▶ _Selected excerpt_:
## Begin

That concert, which I believe was my fourth concert ever (behind NKOTB, Milli Vanilli and Eric Clapton/Elton John) was also the first time I cried at a concert. I can’t remember a lot of things in life, but I can so vividly remember crying my eyes out to “Let It Be,” and all of the stained glass windows and Christianity images on the big screens behind Paul. I’m not even Catholic.
It was a beautiful moment.
Not only was the concert great but our seats were AMAZING. My mom had a friend that worked at Ticketmaster who in those pre-Internet days could set a couple seats aside (I’m pretty sure we still paid for them), so we were on the floor, less than 10 rows from the front. Baller.
My second Paul show was when I was living in DC after college, and I went with one of my best friends Matt. We also had amazing seats (club level this time, right next to the stage) and once again I cried (sadly I can’t remember which song I cried to. What’s the difference between my memory at 15 and my memory at 23? Booze).
We first heard Paul (do you like how we’re on a first-name basis?) was coming to Orlando when we were in Atlanta for the Final Four. In fact, it was when we were stopped in the woods on our hike and I was looking at my phone and I may have screamed out loud, temporarily terrifying DadJovi because he thought it was another snake.
There was no question that we were going to go, especially since DadJovi had never seen him live and I’ve been
annoying telling him for 10 years that he HAS to. But I already knew our tickets would be nowhere as good as my first two shows. I was right.
Listen, as you know, I love going to concerts. And I’m used to high ticket prices. But these ones? Wowza. The day they went on sale, we started pricing some of the good seats, and well, we just weren’t going to drop $400-$500 to go see him, especially since we’d just dropped a lot to buy pit tickets to the Americana Festival (featuring my greatest loves Wilco!) later this summer.
So, we settled on the nosebleed seats, which were still $60 a ticket. That’s OK. I know Paul and the rest of the Lads have/had a long had an appreciation for their fans in the cheap seats. This is one of my favorite ever Beatles moments. Skip ahead to :52 in the video.
Before the show, we hit the Magic Grille right outside Amway to grab some food/snacks. It was also my third consecutive day of hanging out with my friend A. We joked that we were pretty much married by this point.
I wasn’t feeling great but they strong-armed me into ordering a drink, so I went with a Captain and Ginger. That’s how I knew my sickness was arriving — I could hardly even drink it. By the time we headed in for the show, I could barely even swallow (TWSS).
But a good fan must soldier on.

## End

▶ _Material_:

## Begin

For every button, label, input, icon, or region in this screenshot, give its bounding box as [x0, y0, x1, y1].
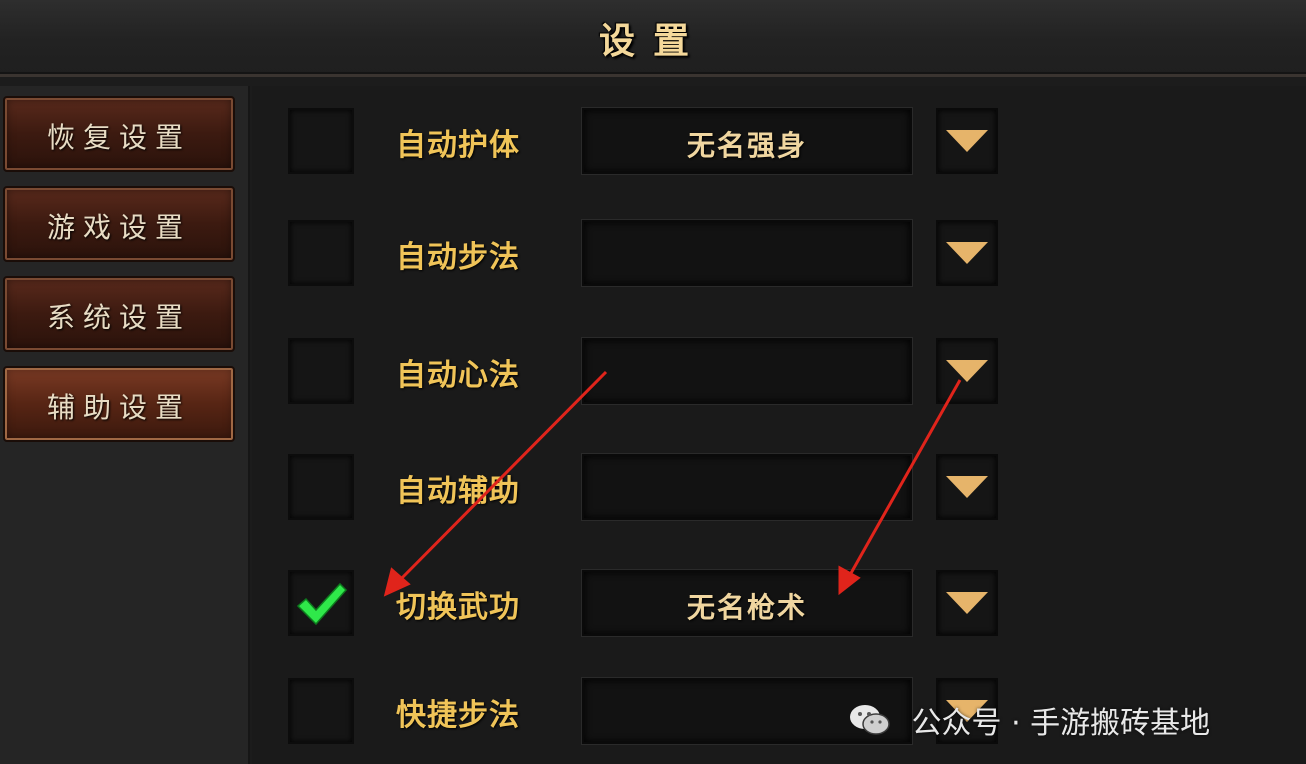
auto-footwork-select[interactable]: [582, 220, 912, 286]
setting-label: 自动心法: [396, 358, 520, 393]
setting-label: 切换武功: [396, 590, 520, 625]
setting-label: 自动辅助: [396, 474, 520, 509]
setting-row: 自动护体 无名强身: [252, 108, 1012, 174]
wechat-icon: [850, 705, 890, 735]
sidebar-item-label: 游戏设置: [46, 211, 191, 244]
sidebar-item-system-settings[interactable]: 系统设置: [3, 276, 235, 352]
auto-mind-checkbox[interactable]: [288, 338, 354, 404]
settings-panel: 自动护体 无名强身 自动步法 自动心法 自动辅助 切换武功 无名枪术 快捷步法: [252, 86, 1306, 764]
select-value: 无名强身: [686, 129, 807, 162]
window-title: 设置: [598, 21, 707, 62]
setting-row: 自动步法: [252, 220, 1012, 286]
triangle-down-icon: [946, 360, 988, 382]
watermark: 公众号 · 手游搬砖基地: [848, 698, 1210, 742]
auto-protect-select[interactable]: 无名强身: [582, 108, 912, 174]
watermark-text: 公众号 · 手游搬砖基地: [911, 706, 1211, 741]
setting-label: 自动护体: [396, 128, 520, 163]
triangle-down-icon: [946, 130, 988, 152]
checkmark-icon: [296, 582, 348, 626]
auto-footwork-checkbox[interactable]: [288, 220, 354, 286]
auto-assist-select[interactable]: [582, 454, 912, 520]
auto-mind-dropdown-button[interactable]: [936, 338, 998, 404]
triangle-down-icon: [946, 242, 988, 264]
select-value: 无名枪术: [686, 591, 807, 624]
setting-row: 切换武功 无名枪术: [252, 570, 1012, 636]
switch-skill-dropdown-button[interactable]: [936, 570, 998, 636]
sidebar-item-label: 辅助设置: [46, 391, 191, 424]
sidebar: 恢复设置 游戏设置 系统设置 辅助设置: [0, 86, 250, 764]
setting-row: 自动心法: [252, 338, 1012, 404]
sidebar-item-restore-settings[interactable]: 恢复设置: [3, 96, 235, 172]
sidebar-item-game-settings[interactable]: 游戏设置: [3, 186, 235, 262]
sidebar-item-label: 系统设置: [46, 301, 191, 334]
auto-protect-dropdown-button[interactable]: [936, 108, 998, 174]
title-bar: 设置: [0, 0, 1306, 77]
auto-footwork-dropdown-button[interactable]: [936, 220, 998, 286]
sidebar-item-label: 恢复设置: [46, 121, 191, 154]
setting-row: 自动辅助: [252, 454, 1012, 520]
triangle-down-icon: [946, 592, 988, 614]
sidebar-item-assist-settings[interactable]: 辅助设置: [3, 366, 235, 442]
auto-protect-checkbox[interactable]: [288, 108, 354, 174]
settings-window: 设置 恢复设置 游戏设置 系统设置 辅助设置 自动护体 无名强身 自动步法 自动…: [0, 0, 1306, 764]
auto-assist-checkbox[interactable]: [288, 454, 354, 520]
triangle-down-icon: [946, 476, 988, 498]
setting-label: 快捷步法: [396, 698, 520, 733]
quick-footwork-checkbox[interactable]: [288, 678, 354, 744]
switch-skill-select[interactable]: 无名枪术: [582, 570, 912, 636]
switch-skill-checkbox[interactable]: [288, 570, 354, 636]
setting-label: 自动步法: [396, 240, 520, 275]
auto-mind-select[interactable]: [582, 338, 912, 404]
auto-assist-dropdown-button[interactable]: [936, 454, 998, 520]
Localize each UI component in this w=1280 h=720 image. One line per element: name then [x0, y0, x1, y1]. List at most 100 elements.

## End

▶ _Stated exercise_: Extend the post about going to see Paul in concert, picking up right after its final line, "But a good fan must soldier on."

▶ _Reply_:
Paul really knows how to set the mood. When you arrive at most concerts, the house speakers are just playing whatever music they happen to have on repeat. Not at a Paul show. From the time you hit the concourses, you start hearing Beatles, Wings and Paul songs playing throughout.
Our excitement was growing by the minute. Finally, at about 8:30, the lights when down and Paul sauntered out on stage. He said a little hello (how is it possible that he still sounds like that young lad from Liverpool?) and immediately started rocking, opening the show with “Eight Days a Week.”
So yeah, he was just a little bit away. Didn’t matter. His energy encompassed everyone in the arena.
And yes, it only took until the third song for me to cry. It was “All My Loving,” and as he sang, they were playing classic videos of the Beatles being chased by mobs of girls through the London streets. It really is just trippy to sit there listening to him singing these songs, knowing that he was part of the greatest, most revolutionary and game-changing band of all time.
And he still kicks ass.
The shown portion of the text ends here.